[Figure contents as structured data]
══════

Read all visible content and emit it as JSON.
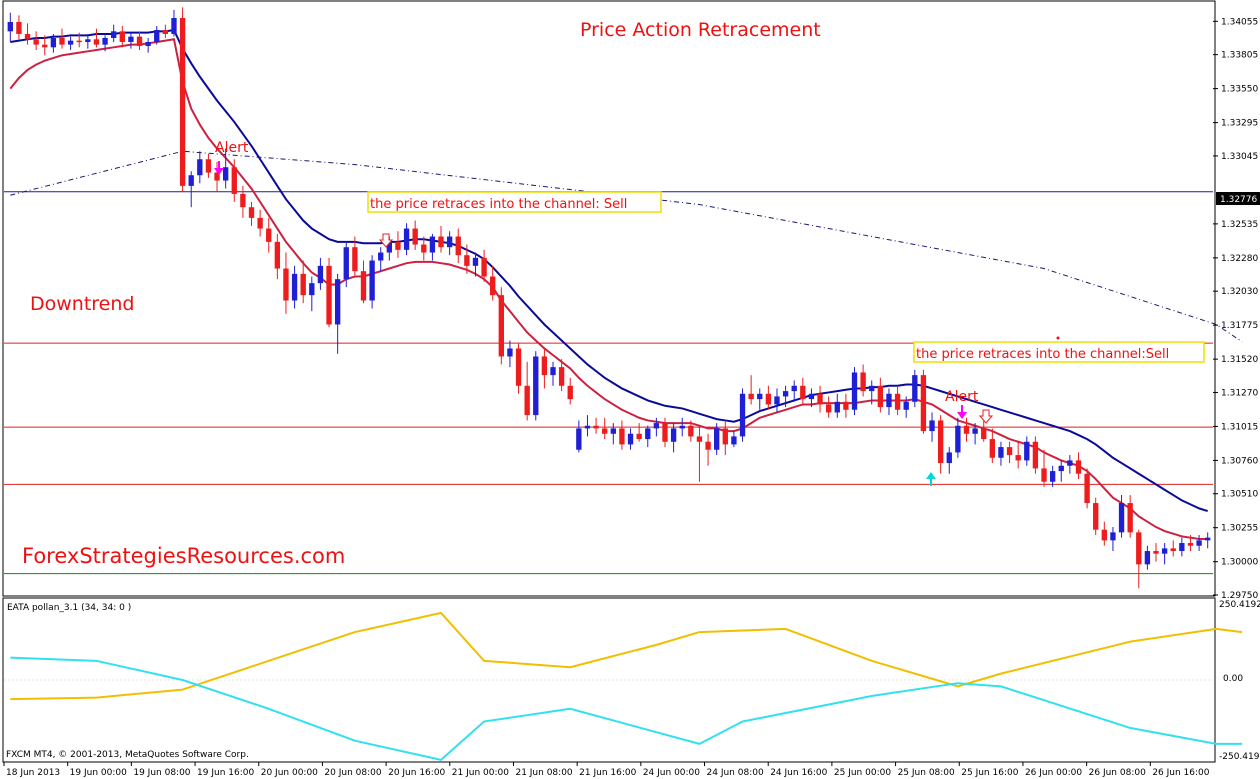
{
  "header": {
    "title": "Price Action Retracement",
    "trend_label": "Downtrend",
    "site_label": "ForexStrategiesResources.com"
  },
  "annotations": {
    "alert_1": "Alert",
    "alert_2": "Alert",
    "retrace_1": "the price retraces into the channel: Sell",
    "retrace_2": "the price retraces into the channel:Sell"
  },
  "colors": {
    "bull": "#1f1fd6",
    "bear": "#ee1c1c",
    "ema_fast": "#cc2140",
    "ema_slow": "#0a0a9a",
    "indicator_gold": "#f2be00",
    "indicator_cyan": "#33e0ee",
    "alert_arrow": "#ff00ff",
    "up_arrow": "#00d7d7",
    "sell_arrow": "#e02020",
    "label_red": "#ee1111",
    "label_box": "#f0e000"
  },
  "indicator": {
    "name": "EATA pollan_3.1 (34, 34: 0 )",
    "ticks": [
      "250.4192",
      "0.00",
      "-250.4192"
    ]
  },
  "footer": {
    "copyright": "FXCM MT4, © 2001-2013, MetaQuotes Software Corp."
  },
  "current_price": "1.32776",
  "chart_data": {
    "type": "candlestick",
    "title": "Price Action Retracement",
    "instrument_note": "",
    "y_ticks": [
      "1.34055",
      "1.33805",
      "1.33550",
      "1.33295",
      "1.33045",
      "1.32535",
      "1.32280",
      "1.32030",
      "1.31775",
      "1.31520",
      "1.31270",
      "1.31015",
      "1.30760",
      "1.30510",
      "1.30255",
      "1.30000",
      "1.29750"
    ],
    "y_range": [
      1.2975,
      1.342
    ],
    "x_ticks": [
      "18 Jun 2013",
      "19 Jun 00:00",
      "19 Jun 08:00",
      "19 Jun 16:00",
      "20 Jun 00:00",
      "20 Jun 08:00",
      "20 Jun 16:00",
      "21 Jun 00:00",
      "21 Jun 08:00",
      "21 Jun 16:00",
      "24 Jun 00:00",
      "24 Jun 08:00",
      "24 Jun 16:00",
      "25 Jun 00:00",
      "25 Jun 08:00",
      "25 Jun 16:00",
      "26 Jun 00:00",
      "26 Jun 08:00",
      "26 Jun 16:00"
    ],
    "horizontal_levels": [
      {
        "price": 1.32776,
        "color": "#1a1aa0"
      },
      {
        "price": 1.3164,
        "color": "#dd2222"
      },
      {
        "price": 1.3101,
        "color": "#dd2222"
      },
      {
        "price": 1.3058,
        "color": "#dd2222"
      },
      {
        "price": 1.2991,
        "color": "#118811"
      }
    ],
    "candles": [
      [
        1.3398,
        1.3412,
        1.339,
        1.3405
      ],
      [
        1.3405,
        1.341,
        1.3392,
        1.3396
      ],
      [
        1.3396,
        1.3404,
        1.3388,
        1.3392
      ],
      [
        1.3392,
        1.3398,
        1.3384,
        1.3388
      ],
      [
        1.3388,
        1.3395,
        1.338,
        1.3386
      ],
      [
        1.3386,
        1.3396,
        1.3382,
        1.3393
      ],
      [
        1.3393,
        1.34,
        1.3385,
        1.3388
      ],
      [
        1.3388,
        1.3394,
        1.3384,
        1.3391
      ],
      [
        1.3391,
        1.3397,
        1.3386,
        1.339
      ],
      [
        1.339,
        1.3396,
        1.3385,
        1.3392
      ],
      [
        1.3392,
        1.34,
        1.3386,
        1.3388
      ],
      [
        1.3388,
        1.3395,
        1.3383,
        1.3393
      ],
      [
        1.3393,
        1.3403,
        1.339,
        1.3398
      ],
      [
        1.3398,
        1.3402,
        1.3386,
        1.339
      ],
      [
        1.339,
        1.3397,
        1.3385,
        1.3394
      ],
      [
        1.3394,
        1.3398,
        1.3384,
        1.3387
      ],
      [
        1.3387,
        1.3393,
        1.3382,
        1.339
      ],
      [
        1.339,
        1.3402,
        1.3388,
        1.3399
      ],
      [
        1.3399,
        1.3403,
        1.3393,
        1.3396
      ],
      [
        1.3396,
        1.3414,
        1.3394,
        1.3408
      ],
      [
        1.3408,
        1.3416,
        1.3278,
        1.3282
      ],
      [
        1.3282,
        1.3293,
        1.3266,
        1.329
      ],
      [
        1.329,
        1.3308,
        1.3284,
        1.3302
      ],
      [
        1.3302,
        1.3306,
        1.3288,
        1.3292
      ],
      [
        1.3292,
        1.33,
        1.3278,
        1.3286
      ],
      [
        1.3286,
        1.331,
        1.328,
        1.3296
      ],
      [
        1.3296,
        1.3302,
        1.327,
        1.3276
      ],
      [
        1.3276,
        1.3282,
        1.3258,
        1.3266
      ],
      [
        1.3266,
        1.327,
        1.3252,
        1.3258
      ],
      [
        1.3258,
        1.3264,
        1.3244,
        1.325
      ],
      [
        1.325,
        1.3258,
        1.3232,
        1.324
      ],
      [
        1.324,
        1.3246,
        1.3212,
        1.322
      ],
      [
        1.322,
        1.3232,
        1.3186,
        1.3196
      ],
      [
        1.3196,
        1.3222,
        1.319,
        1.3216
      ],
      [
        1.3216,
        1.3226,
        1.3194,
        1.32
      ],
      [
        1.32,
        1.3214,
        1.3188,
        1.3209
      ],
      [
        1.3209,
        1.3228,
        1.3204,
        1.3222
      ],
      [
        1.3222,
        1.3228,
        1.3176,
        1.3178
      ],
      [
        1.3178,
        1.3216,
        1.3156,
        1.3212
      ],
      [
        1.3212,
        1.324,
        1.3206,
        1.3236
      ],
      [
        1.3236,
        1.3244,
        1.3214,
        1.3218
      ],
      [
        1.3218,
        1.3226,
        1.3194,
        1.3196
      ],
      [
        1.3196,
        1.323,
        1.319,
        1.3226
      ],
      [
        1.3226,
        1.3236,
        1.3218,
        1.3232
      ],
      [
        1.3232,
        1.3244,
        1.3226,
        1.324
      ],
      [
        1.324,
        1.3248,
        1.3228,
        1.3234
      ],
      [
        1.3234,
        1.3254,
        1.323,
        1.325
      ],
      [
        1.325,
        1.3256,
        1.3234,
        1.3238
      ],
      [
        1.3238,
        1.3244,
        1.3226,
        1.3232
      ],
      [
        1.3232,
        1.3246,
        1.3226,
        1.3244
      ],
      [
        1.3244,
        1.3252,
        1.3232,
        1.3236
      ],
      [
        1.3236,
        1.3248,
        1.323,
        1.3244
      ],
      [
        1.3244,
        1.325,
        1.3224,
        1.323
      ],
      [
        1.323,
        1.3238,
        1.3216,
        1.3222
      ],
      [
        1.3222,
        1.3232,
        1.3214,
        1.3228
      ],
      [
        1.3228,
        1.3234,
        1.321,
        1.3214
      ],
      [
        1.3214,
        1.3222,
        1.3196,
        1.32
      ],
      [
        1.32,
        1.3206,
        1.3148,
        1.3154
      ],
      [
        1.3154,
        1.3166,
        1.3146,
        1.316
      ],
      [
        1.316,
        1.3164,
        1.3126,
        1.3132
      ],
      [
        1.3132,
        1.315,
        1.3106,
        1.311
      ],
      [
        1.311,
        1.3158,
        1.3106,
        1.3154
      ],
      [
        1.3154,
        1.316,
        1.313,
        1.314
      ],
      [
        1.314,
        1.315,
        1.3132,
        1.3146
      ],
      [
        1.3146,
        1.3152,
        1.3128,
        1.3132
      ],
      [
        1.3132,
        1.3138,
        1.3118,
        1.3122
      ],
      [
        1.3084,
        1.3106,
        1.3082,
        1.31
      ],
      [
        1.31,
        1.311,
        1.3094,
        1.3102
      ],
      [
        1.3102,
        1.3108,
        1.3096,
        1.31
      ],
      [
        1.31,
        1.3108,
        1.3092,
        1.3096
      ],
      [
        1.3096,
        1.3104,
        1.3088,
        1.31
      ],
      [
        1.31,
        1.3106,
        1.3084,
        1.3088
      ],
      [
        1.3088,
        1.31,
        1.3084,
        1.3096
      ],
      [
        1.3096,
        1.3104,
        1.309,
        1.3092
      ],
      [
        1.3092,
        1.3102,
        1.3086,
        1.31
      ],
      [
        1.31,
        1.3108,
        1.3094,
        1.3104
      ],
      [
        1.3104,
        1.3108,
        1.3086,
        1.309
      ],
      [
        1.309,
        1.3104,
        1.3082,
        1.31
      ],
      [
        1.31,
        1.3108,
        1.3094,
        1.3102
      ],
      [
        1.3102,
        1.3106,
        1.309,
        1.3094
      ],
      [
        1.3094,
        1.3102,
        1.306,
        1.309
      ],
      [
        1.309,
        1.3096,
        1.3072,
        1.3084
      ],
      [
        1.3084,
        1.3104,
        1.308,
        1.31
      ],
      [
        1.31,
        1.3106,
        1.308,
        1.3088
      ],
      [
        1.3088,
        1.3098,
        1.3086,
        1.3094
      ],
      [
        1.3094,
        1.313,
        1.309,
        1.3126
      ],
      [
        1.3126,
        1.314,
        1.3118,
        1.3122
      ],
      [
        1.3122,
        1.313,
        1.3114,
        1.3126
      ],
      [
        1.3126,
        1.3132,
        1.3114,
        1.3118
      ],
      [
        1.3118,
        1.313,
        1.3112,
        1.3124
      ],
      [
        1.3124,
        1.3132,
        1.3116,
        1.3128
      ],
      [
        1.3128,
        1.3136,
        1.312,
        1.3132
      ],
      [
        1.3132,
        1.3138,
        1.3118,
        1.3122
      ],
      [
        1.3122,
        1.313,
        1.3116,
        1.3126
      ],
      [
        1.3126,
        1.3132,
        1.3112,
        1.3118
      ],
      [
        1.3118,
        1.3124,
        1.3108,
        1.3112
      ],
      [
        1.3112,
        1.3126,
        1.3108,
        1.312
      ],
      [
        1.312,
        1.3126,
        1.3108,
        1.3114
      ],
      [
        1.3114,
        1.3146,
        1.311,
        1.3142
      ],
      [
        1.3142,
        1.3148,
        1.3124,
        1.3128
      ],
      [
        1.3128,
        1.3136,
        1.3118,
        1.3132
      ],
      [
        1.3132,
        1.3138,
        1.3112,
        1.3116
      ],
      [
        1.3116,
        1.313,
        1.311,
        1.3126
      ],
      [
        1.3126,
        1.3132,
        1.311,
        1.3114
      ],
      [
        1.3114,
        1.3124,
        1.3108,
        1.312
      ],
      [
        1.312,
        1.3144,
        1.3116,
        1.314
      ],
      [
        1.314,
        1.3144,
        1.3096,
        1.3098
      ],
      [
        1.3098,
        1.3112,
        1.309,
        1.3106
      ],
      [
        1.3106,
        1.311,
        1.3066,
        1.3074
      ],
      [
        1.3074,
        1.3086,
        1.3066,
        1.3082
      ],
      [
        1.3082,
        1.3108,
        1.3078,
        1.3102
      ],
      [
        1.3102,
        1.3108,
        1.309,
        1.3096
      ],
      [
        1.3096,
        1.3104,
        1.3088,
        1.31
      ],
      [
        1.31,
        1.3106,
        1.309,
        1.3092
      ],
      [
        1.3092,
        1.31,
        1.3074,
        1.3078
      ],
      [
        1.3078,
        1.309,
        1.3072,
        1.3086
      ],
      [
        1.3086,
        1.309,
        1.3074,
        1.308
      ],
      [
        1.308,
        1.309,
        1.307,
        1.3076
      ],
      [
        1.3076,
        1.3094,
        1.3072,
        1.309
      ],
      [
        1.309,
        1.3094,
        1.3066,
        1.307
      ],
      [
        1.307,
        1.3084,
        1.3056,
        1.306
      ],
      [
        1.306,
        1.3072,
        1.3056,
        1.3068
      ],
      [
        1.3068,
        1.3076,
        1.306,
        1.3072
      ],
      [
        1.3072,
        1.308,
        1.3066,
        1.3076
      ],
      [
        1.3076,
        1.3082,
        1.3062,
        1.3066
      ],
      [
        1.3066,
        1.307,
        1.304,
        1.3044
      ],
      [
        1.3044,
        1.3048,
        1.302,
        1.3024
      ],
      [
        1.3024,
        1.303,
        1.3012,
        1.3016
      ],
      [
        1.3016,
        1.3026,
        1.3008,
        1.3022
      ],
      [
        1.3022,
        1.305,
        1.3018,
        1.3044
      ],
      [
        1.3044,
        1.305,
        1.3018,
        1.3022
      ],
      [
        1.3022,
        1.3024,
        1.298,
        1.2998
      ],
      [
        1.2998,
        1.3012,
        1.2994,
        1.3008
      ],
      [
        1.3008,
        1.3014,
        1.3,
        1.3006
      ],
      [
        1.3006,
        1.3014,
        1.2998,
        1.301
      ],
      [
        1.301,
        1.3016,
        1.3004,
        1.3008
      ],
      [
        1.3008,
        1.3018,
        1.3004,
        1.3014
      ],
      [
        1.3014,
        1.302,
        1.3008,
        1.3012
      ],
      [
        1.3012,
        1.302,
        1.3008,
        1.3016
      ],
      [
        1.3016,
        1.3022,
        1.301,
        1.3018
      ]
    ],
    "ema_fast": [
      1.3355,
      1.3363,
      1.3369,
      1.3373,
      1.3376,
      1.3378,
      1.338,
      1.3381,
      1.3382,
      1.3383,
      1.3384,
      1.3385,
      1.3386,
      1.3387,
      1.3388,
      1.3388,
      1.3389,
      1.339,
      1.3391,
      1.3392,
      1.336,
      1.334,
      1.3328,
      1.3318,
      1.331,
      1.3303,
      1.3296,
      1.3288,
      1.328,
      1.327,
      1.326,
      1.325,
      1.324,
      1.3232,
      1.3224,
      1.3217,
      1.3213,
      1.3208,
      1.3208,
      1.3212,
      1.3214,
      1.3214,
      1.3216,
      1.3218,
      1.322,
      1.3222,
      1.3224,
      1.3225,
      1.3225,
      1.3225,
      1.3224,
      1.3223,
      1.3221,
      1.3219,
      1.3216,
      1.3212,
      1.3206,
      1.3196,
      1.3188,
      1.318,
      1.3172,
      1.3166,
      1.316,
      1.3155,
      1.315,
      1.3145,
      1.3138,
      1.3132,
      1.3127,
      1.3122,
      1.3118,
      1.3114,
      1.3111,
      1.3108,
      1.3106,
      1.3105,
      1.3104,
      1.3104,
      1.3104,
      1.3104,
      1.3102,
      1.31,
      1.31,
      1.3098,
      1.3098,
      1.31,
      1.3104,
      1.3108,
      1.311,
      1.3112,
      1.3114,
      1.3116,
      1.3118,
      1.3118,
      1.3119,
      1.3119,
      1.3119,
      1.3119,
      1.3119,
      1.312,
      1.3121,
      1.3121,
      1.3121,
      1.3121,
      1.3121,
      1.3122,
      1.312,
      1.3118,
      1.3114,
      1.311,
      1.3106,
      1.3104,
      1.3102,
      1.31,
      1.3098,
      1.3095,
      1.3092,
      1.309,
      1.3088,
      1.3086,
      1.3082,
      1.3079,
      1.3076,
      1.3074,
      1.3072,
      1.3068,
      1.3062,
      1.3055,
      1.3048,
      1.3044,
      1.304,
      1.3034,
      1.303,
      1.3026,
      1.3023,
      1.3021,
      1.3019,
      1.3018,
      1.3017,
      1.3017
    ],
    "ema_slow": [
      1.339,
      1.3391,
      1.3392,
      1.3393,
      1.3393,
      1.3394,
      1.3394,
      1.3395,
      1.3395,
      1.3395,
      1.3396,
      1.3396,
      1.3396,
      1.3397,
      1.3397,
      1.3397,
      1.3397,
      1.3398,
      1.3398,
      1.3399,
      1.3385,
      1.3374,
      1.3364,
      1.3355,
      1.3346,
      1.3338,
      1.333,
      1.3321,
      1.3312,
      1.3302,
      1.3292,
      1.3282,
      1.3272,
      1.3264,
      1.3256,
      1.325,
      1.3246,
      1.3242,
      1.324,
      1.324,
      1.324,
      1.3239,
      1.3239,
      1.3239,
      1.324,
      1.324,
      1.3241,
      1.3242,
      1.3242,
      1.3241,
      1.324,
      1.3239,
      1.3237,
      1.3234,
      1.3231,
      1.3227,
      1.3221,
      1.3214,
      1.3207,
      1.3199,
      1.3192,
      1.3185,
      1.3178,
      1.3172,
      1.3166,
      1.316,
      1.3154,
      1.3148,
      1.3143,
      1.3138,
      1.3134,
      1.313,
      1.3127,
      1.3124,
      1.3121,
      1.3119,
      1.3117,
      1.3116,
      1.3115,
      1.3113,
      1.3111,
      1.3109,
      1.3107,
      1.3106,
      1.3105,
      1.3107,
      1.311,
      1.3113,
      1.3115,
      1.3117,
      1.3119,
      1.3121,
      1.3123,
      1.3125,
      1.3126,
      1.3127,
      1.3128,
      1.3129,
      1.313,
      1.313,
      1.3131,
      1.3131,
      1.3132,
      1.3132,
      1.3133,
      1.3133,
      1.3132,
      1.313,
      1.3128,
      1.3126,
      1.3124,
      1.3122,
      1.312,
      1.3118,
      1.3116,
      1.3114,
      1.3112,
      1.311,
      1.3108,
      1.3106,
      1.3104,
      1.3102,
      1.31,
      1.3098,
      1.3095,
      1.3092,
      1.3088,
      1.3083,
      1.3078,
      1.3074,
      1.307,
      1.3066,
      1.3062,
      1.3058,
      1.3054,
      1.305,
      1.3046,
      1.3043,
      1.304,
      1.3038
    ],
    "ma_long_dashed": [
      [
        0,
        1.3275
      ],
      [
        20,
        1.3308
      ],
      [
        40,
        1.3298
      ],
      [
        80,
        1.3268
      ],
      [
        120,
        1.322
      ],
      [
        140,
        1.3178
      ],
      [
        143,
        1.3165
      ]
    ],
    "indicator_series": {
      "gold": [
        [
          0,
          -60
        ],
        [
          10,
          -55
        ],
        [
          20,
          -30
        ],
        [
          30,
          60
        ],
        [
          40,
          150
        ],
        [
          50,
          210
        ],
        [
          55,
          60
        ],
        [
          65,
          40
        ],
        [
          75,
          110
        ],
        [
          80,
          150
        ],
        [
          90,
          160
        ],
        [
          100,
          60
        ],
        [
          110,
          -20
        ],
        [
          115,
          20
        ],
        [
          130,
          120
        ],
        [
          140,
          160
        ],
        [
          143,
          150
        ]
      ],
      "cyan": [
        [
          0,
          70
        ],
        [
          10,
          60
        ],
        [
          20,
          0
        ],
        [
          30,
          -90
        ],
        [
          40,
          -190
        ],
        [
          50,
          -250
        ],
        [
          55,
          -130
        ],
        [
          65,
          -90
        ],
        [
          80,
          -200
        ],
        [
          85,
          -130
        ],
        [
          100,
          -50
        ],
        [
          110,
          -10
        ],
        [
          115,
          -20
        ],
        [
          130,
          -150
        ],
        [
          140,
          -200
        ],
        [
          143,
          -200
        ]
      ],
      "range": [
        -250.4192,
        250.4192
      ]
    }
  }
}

══════

**Aim**:
Provide only the count of lines in the material above that hold the word "into".

**Task output**:
2